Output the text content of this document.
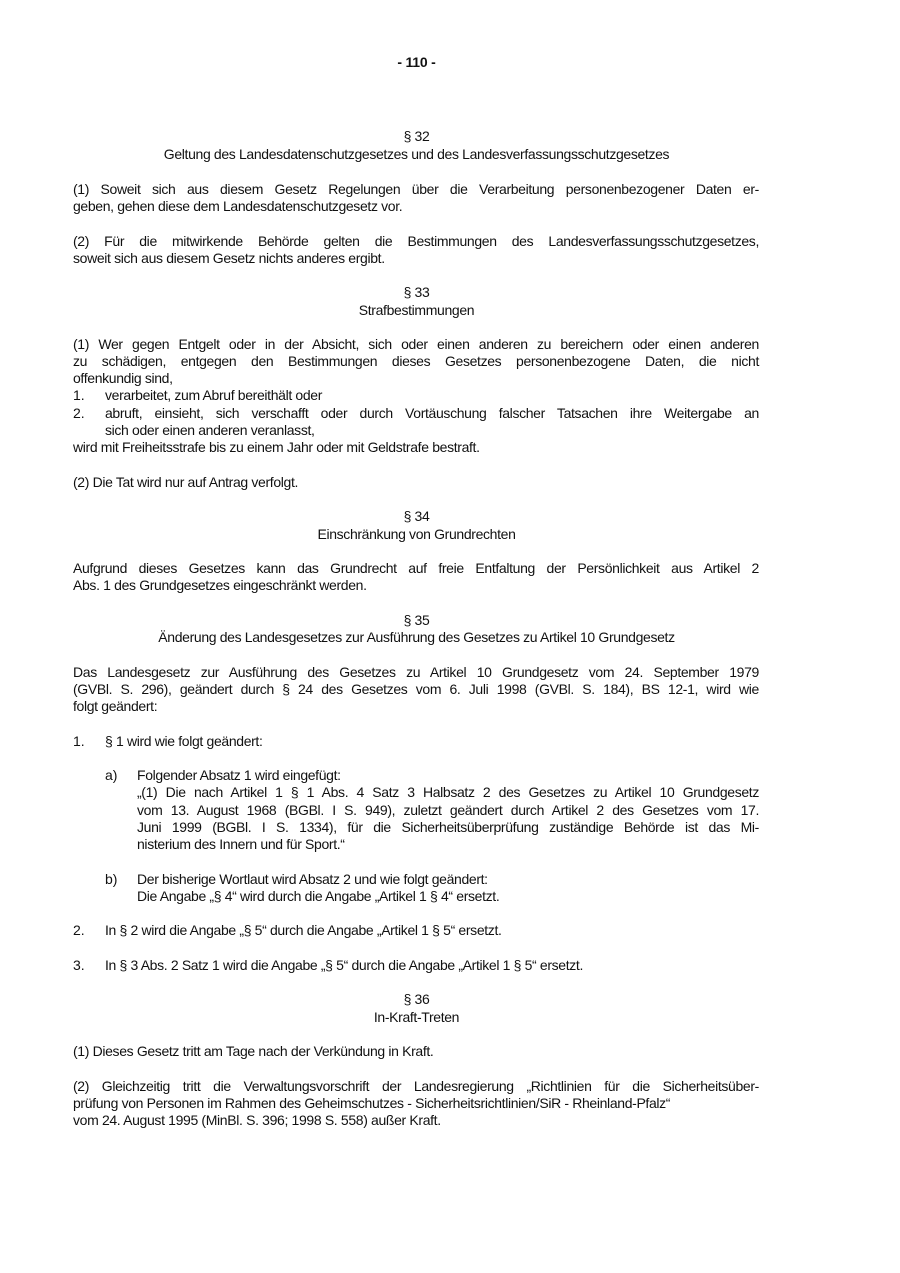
- 110 -
§ 32
Geltung des Landesdatenschutzgesetzes und des Landesverfassungsschutzgesetzes
(1) Soweit sich aus diesem Gesetz Regelungen über die Verarbeitung personenbezogener Daten er-
geben, gehen diese dem Landesdatenschutzgesetz vor.
(2) Für die mitwirkende Behörde gelten die Bestimmungen des Landesverfassungsschutzgesetzes,
soweit sich aus diesem Gesetz nichts anderes ergibt.
§ 33
Strafbestimmungen
(1) Wer gegen Entgelt oder in der Absicht, sich oder einen anderen zu bereichern oder einen anderen
zu schädigen, entgegen den Bestimmungen dieses Gesetzes personenbezogene Daten, die nicht
offenkundig sind,
1. verarbeitet, zum Abruf bereithält oder
2. abruft, einsieht, sich verschafft oder durch Vortäuschung falscher Tatsachen ihre Weitergabe an
sich oder einen anderen veranlasst,
wird mit Freiheitsstrafe bis zu einem Jahr oder mit Geldstrafe bestraft.
(2) Die Tat wird nur auf Antrag verfolgt.
§ 34
Einschränkung von Grundrechten
Aufgrund dieses Gesetzes kann das Grundrecht auf freie Entfaltung der Persönlichkeit aus Artikel 2
Abs. 1 des Grundgesetzes eingeschränkt werden.
§ 35
Änderung des Landesgesetzes zur Ausführung des Gesetzes zu Artikel 10 Grundgesetz
Das Landesgesetz zur Ausführung des Gesetzes zu Artikel 10 Grundgesetz vom 24. September 1979
(GVBl. S. 296), geändert durch § 24 des Gesetzes vom 6. Juli 1998 (GVBl. S. 184), BS 12-1, wird wie
folgt geändert:
1. § 1 wird wie folgt geändert:
a) Folgender Absatz 1 wird eingefügt:
„(1) Die nach Artikel 1 § 1 Abs. 4 Satz 3 Halbsatz 2 des Gesetzes zu Artikel 10 Grundgesetz
vom 13. August 1968 (BGBl. I S. 949), zuletzt geändert durch Artikel 2 des Gesetzes vom 17.
Juni 1999 (BGBl. I S. 1334), für die Sicherheitsüberprüfung zuständige Behörde ist das Mi-
nisterium des Innern und für Sport.“
b) Der bisherige Wortlaut wird Absatz 2 und wie folgt geändert:
Die Angabe „§ 4“ wird durch die Angabe „Artikel 1 § 4“ ersetzt.
2. In § 2 wird die Angabe „§ 5“ durch die Angabe „Artikel 1 § 5“ ersetzt.
3. In § 3 Abs. 2 Satz 1 wird die Angabe „§ 5“ durch die Angabe „Artikel 1 § 5“ ersetzt.
§ 36
In-Kraft-Treten
(1) Dieses Gesetz tritt am Tage nach der Verkündung in Kraft.
(2) Gleichzeitig tritt die Verwaltungsvorschrift der Landesregierung „Richtlinien für die Sicherheitsüber-
prüfung von Personen im Rahmen des Geheimschutzes - Sicherheitsrichtlinien/SiR - Rheinland-Pfalz“
vom 24. August 1995 (MinBl. S. 396; 1998 S. 558) außer Kraft.
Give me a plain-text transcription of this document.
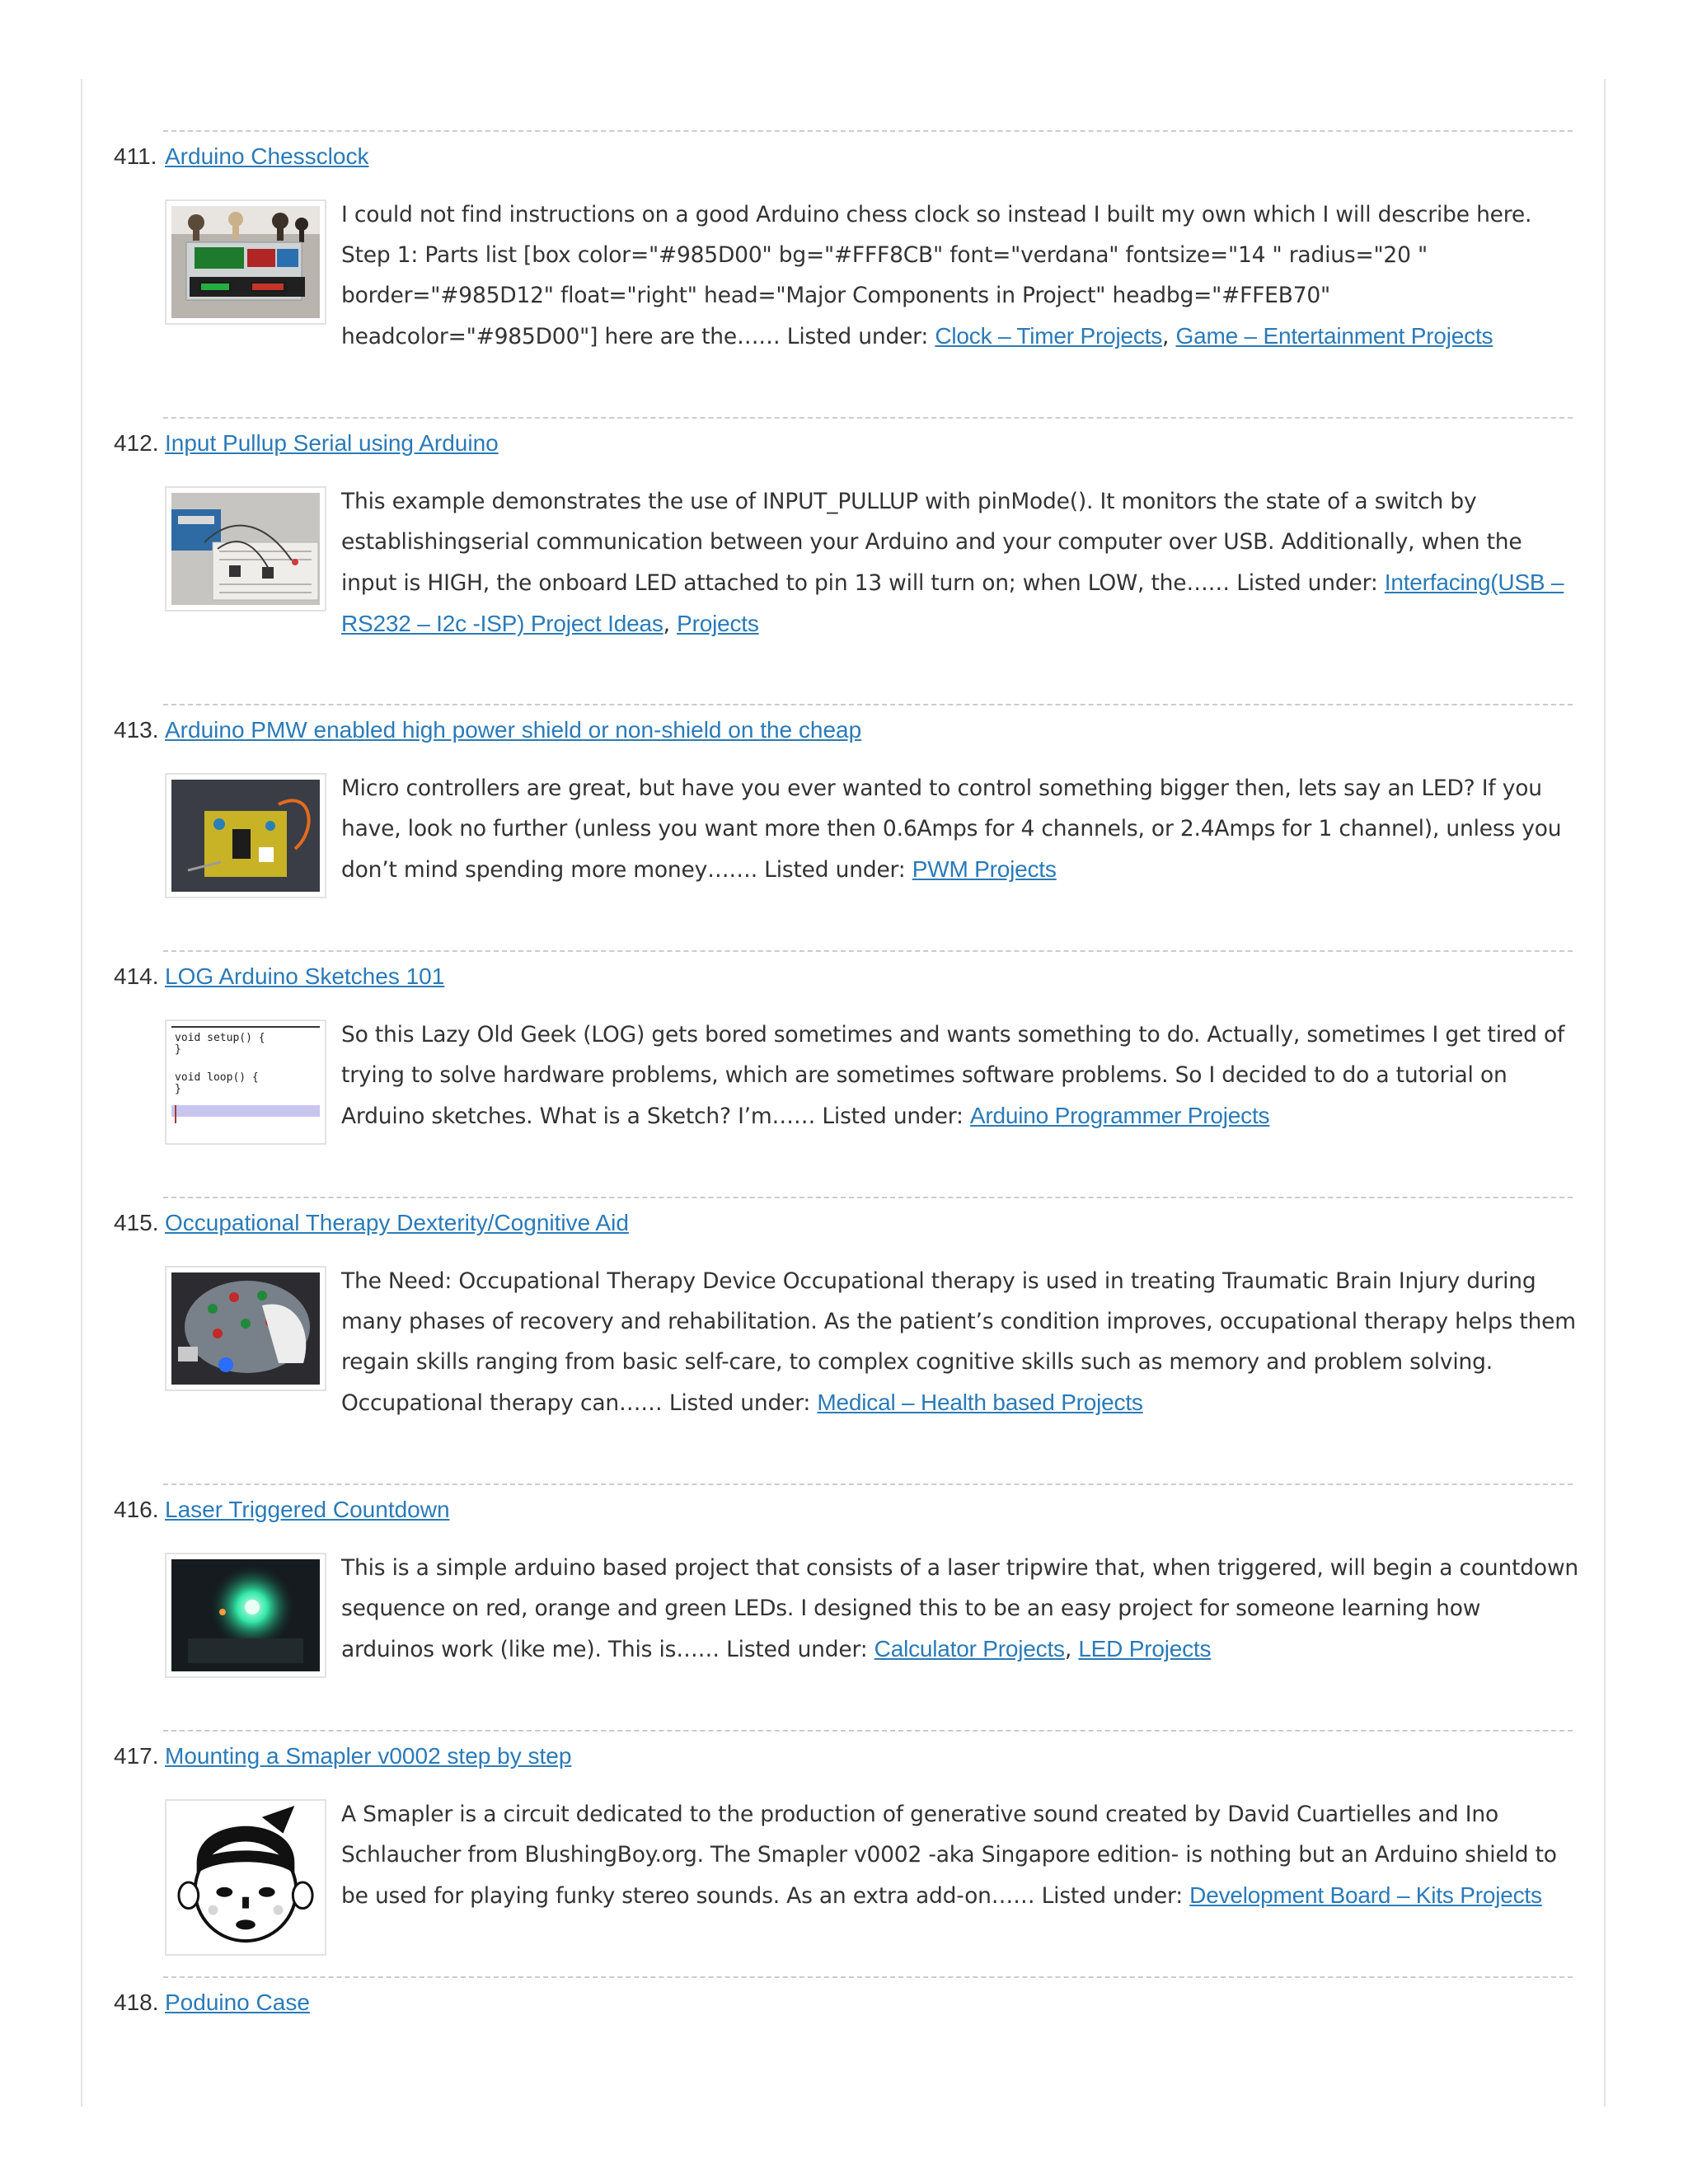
411. Arduino Chessclock

I could not find instructions on a good Arduino chess clock so instead I built my own which I will describe here. Step 1: Parts list [box color="#985D00" bg="#FFF8CB" font="verdana" fontsize="14 " radius="20 " border="#985D12" float="right" head="Major Components in Project" headbg="#FFEB70" headcolor="#985D00"] here are the…… Listed under: Clock – Timer Projects, Game – Entertainment Projects

412. Input Pullup Serial using Arduino

This example demonstrates the use of INPUT_PULLUP with pinMode(). It monitors the state of a switch by establishingserial communication between your Arduino and your computer over USB. Additionally, when the input is HIGH, the onboard LED attached to pin 13 will turn on; when LOW, the…… Listed under: Interfacing(USB – RS232 – I2c -ISP) Project Ideas, Projects

413. Arduino PMW enabled high power shield or non-shield on the cheap

Micro controllers are great, but have you ever wanted to control something bigger then, lets say an LED? If you have, look no further (unless you want more then 0.6Amps for 4 channels, or 2.4Amps for 1 channel), unless you don’t mind spending more money……. Listed under: PWM Projects

414. LOG Arduino Sketches 101
void setup() {
}
void loop() {
}

So this Lazy Old Geek (LOG) gets bored sometimes and wants something to do. Actually, sometimes I get tired of trying to solve hardware problems, which are sometimes software problems. So I decided to do a tutorial on Arduino sketches. What is a Sketch? I’m…… Listed under: Arduino Programmer Projects

415. Occupational Therapy Dexterity/Cognitive Aid

The Need: Occupational Therapy Device Occupational therapy is used in treating Traumatic Brain Injury during many phases of recovery and rehabilitation. As the patient’s condition improves, occupational therapy helps them regain skills ranging from basic self-care, to complex cognitive skills such as memory and problem solving. Occupational therapy can…… Listed under: Medical – Health based Projects

416. Laser Triggered Countdown

This is a simple arduino based project that consists of a laser tripwire that, when triggered, will begin a countdown sequence on red, orange and green LEDs. I designed this to be an easy project for someone learning how arduinos work (like me). This is…… Listed under: Calculator Projects, LED Projects

417. Mounting a Smapler v0002 step by step

A Smapler is a circuit dedicated to the production of generative sound created by David Cuartielles and Ino Schlaucher from BlushingBoy.org. The Smapler v0002 -aka Singapore edition- is nothing but an Arduino shield to be used for playing funky stereo sounds. As an extra add-on…… Listed under: Development Board – Kits Projects

418. Poduino Case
━━━━━━━━
What the task requires -
Copy all lines from the entries that contain the word "tritt".

Written answer -
(1) Dieses Gesetz tritt am Tage nach der Verkündung in Kraft.
(2) Gleichzeitig tritt die Verwaltungsvorschrift der Landesregierung „Richtlinien für die Sicherheitsüber-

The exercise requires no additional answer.